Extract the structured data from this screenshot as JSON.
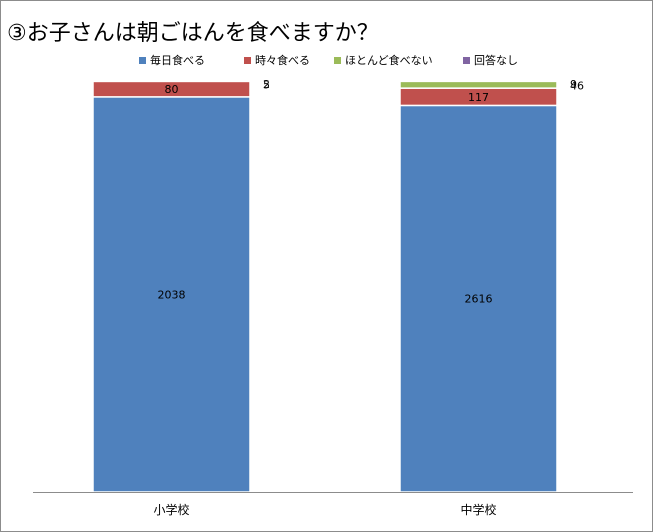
{
  "chart_data": {
    "type": "bar",
    "stacked": true,
    "title": "③お子さんは朝ごはんを食べますか？",
    "categories": [
      "小学校",
      "中学校"
    ],
    "series": [
      {
        "name": "毎日食べる",
        "color": "#4f81bd",
        "values": [
          2038,
          2616
        ]
      },
      {
        "name": "時々食べる",
        "color": "#c0504d",
        "values": [
          80,
          117
        ]
      },
      {
        "name": "ほとんど食べない",
        "color": "#9bbb59",
        "values": [
          5,
          46
        ]
      },
      {
        "name": "回答なし",
        "color": "#8064a2",
        "values": [
          2,
          9
        ]
      }
    ],
    "normalized": true,
    "legend_position": "top",
    "grid": false
  }
}
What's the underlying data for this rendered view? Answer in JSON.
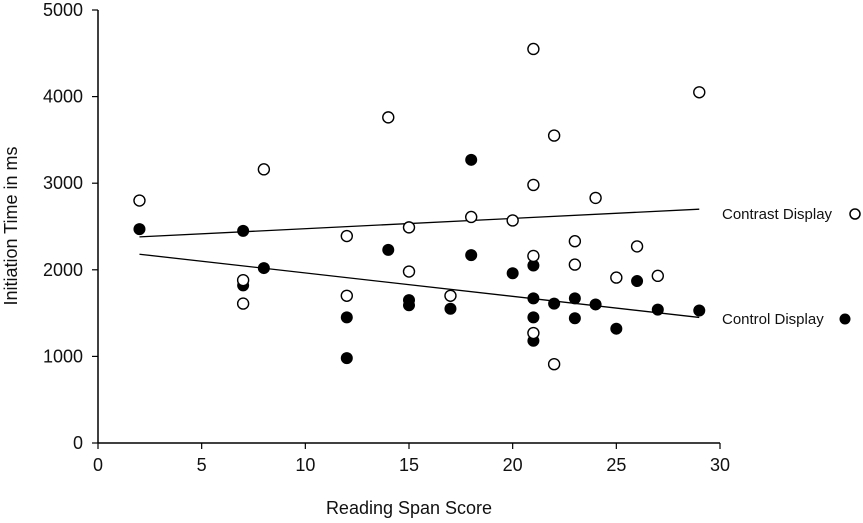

****************

## Written request:
Copy out all of the material exactly as written, without its pictures.

## Written solution:
Extract the structured data from this screenshot as JSON.
{
  "chart_data": {
    "type": "bar",
    "stacked": true,
    "title": "③お子さんは朝ごはんを食べますか？",
    "categories": [
      "小学校",
      "中学校"
    ],
    "series": [
      {
        "name": "毎日食べる",
        "color": "#4f81bd",
        "values": [
          2038,
          2616
        ]
      },
      {
        "name": "時々食べる",
        "color": "#c0504d",
        "values": [
          80,
          117
        ]
      },
      {
        "name": "ほとんど食べない",
        "color": "#9bbb59",
        "values": [
          5,
          46
        ]
      },
      {
        "name": "回答なし",
        "color": "#8064a2",
        "values": [
          2,
          9
        ]
      }
    ],
    "normalized": true,
    "legend_position": "top",
    "grid": false
  }
}
What's the underlying data for this rendered view? Answer in JSON.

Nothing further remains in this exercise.